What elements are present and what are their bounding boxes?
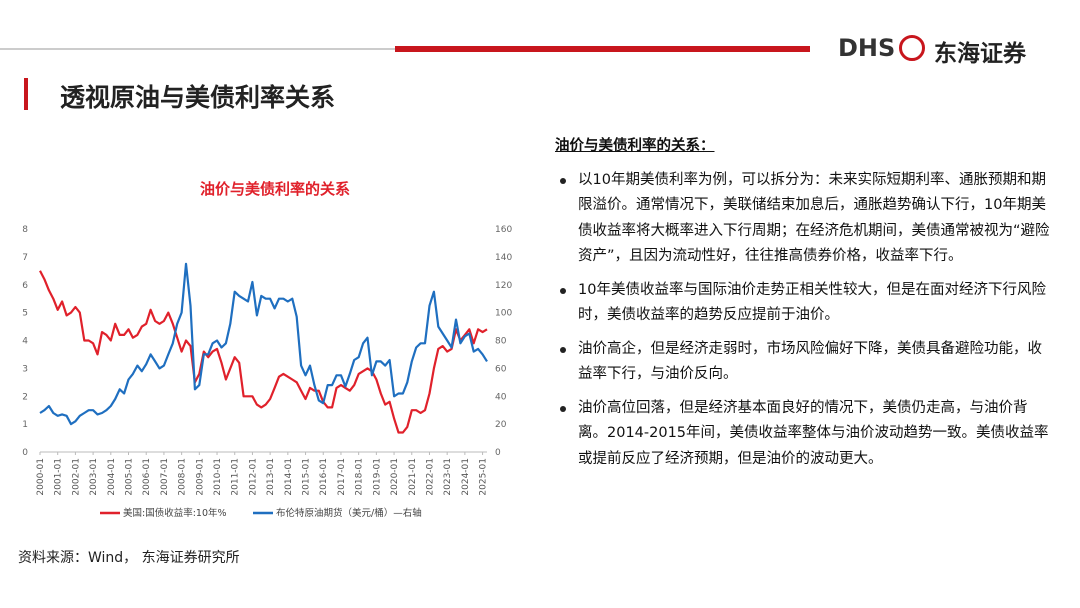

----

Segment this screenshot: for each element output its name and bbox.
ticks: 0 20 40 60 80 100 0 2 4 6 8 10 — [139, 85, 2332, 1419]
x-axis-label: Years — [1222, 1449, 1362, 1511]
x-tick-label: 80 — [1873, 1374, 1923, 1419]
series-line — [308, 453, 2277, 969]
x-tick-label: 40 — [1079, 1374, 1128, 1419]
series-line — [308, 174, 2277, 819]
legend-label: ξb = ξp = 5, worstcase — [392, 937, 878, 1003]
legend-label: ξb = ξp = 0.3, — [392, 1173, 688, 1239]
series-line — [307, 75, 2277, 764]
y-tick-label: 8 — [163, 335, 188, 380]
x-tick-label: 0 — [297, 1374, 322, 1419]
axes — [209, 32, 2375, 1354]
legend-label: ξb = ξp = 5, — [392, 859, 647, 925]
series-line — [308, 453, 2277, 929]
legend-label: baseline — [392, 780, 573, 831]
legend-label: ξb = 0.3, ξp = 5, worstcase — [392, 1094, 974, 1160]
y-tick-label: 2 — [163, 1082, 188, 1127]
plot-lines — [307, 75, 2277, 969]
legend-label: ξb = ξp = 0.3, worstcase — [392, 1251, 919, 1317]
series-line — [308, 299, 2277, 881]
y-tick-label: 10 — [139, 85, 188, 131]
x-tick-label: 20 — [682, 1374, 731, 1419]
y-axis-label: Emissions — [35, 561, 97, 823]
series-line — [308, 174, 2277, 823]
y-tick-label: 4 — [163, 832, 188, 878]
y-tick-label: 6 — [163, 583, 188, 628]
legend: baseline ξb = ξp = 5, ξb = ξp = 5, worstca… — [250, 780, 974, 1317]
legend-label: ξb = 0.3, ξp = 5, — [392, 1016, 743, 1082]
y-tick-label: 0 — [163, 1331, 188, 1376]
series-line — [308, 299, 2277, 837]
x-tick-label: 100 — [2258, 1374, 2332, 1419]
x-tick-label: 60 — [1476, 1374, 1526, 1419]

----

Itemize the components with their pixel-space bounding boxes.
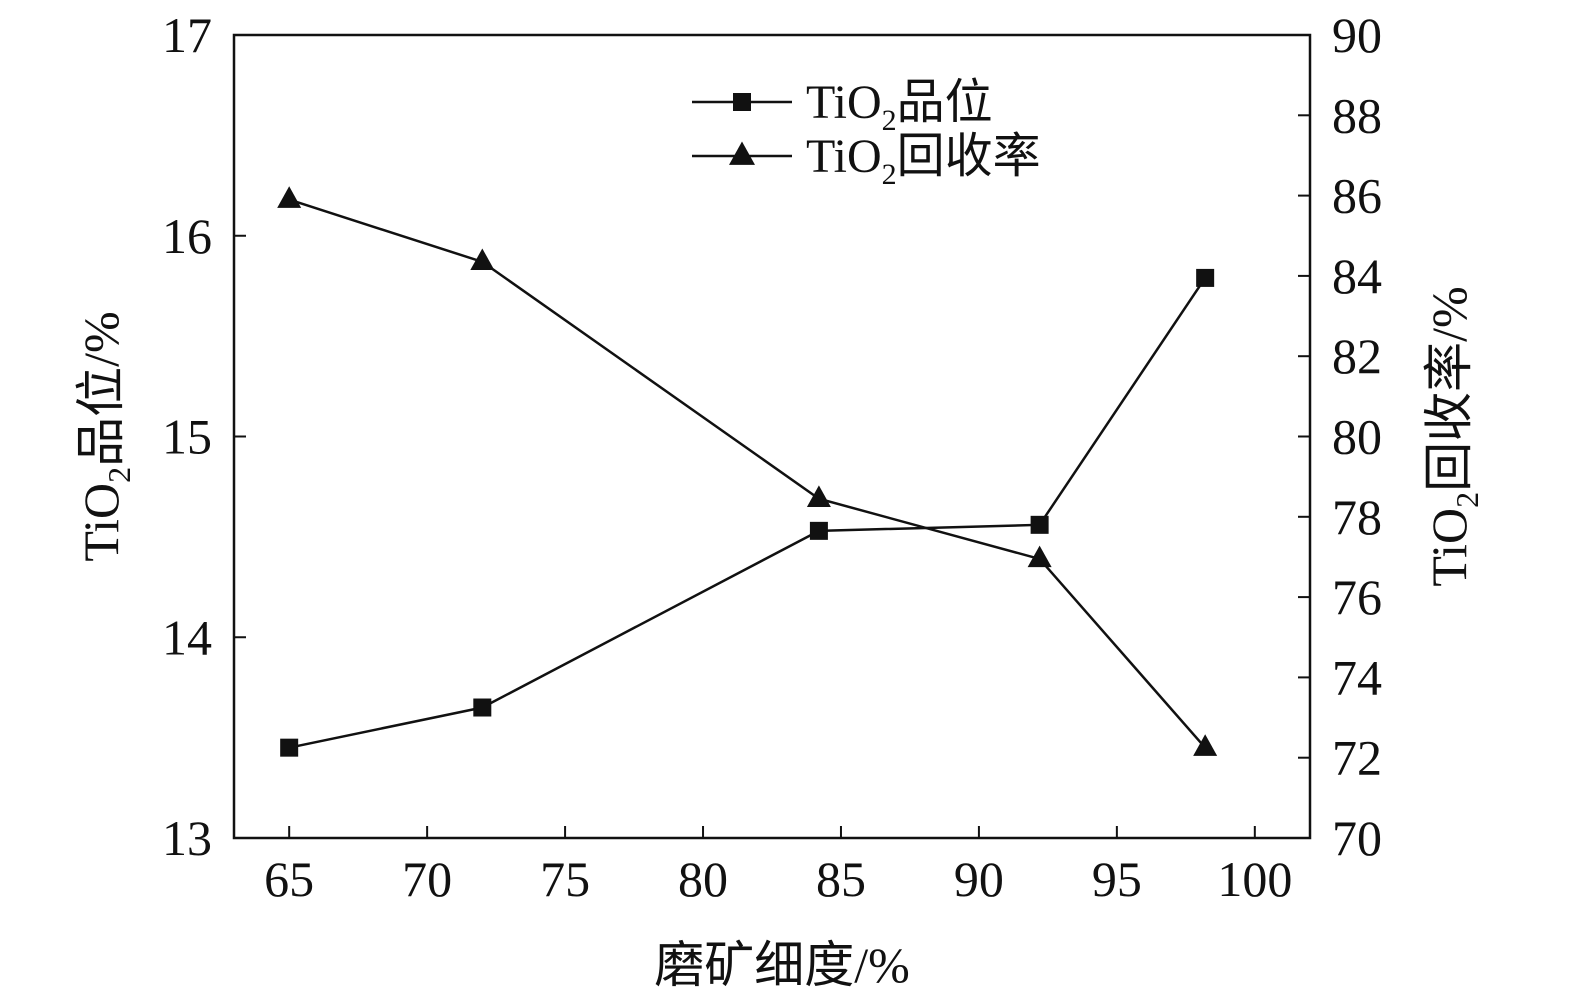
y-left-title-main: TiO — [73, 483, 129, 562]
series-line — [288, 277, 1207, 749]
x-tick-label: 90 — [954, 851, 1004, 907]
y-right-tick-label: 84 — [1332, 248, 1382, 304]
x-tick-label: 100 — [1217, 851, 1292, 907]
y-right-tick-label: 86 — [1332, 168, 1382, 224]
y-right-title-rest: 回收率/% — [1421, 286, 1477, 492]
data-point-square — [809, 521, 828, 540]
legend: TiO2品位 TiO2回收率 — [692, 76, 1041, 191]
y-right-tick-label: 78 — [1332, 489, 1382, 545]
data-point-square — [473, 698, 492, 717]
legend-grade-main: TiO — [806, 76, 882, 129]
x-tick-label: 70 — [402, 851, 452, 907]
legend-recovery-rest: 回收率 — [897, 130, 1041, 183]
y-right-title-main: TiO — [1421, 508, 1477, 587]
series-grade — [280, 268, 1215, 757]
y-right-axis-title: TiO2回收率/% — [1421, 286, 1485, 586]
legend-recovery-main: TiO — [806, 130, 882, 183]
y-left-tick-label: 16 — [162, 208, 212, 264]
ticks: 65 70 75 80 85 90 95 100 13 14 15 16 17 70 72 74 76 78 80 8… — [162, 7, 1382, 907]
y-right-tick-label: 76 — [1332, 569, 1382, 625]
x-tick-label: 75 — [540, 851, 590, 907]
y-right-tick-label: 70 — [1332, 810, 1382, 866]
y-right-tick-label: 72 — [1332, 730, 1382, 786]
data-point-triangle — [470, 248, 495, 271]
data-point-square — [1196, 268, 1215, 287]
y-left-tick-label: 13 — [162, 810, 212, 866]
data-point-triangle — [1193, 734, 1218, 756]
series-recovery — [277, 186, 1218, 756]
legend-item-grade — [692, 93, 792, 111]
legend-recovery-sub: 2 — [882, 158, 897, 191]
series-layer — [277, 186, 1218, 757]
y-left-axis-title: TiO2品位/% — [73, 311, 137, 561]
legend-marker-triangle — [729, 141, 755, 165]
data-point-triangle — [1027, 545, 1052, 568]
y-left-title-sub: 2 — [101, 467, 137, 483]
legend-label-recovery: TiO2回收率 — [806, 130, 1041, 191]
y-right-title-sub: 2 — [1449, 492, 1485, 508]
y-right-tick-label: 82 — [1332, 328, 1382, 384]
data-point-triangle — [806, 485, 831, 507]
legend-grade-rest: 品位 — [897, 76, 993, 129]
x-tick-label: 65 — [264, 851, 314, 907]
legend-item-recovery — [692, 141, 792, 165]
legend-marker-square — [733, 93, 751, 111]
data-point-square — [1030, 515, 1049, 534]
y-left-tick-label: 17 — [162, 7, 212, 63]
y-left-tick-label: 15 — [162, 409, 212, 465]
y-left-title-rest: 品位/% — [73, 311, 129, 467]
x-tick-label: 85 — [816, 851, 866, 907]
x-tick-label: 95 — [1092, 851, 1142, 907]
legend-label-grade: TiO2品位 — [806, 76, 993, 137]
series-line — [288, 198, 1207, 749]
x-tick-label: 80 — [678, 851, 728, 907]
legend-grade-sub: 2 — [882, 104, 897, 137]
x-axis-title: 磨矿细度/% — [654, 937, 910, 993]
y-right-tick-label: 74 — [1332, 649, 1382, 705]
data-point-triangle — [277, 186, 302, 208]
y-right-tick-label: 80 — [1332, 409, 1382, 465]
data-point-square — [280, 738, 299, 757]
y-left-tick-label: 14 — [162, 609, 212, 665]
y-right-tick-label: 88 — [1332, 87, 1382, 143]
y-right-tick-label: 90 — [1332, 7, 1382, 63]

----

Written instruction:
Copy the lines above word for word, starting at the line that has "Itemize the components" and ending after the line that has "legend-item-recovery — [692, 141, 792, 165]". Leave out the pictures.

Complete output:
Itemize the components with their pixel-space bounding boxes.
y-left-title-main: TiO — [73, 483, 129, 562]
series-line — [288, 277, 1207, 749]
x-tick-label: 90 — [954, 851, 1004, 907]
y-right-tick-label: 84 — [1332, 248, 1382, 304]
x-tick-label: 100 — [1217, 851, 1292, 907]
y-right-tick-label: 86 — [1332, 168, 1382, 224]
y-right-title-rest: 回收率/% — [1421, 286, 1477, 492]
data-point-square — [809, 521, 828, 540]
legend: TiO2品位 TiO2回收率 — [692, 76, 1041, 191]
y-right-tick-label: 78 — [1332, 489, 1382, 545]
data-point-square — [473, 698, 492, 717]
legend-grade-main: TiO — [806, 76, 882, 129]
x-tick-label: 70 — [402, 851, 452, 907]
legend-recovery-rest: 回收率 — [897, 130, 1041, 183]
y-right-title-main: TiO — [1421, 508, 1477, 587]
series-grade — [280, 268, 1215, 757]
y-right-axis-title: TiO2回收率/% — [1421, 286, 1485, 586]
legend-recovery-main: TiO — [806, 130, 882, 183]
y-left-tick-label: 16 — [162, 208, 212, 264]
ticks: 65 70 75 80 85 90 95 100 13 14 15 16 17 70 72 74 76 78 80 8… — [162, 7, 1382, 907]
y-right-tick-label: 76 — [1332, 569, 1382, 625]
x-tick-label: 75 — [540, 851, 590, 907]
y-right-tick-label: 70 — [1332, 810, 1382, 866]
y-right-tick-label: 72 — [1332, 730, 1382, 786]
data-point-triangle — [470, 248, 495, 271]
data-point-square — [1196, 268, 1215, 287]
y-left-tick-label: 13 — [162, 810, 212, 866]
data-point-triangle — [1193, 734, 1218, 756]
series-recovery — [277, 186, 1218, 756]
legend-item-grade — [692, 93, 792, 111]
legend-recovery-sub: 2 — [882, 158, 897, 191]
series-layer — [277, 186, 1218, 757]
y-left-axis-title: TiO2品位/% — [73, 311, 137, 561]
legend-marker-triangle — [729, 141, 755, 165]
data-point-triangle — [1027, 545, 1052, 568]
y-left-title-sub: 2 — [101, 467, 137, 483]
legend-label-recovery: TiO2回收率 — [806, 130, 1041, 191]
y-right-title-sub: 2 — [1449, 492, 1485, 508]
y-right-tick-label: 82 — [1332, 328, 1382, 384]
data-point-triangle — [806, 485, 831, 507]
legend-grade-rest: 品位 — [897, 76, 993, 129]
x-tick-label: 65 — [264, 851, 314, 907]
legend-item-recovery — [692, 141, 792, 165]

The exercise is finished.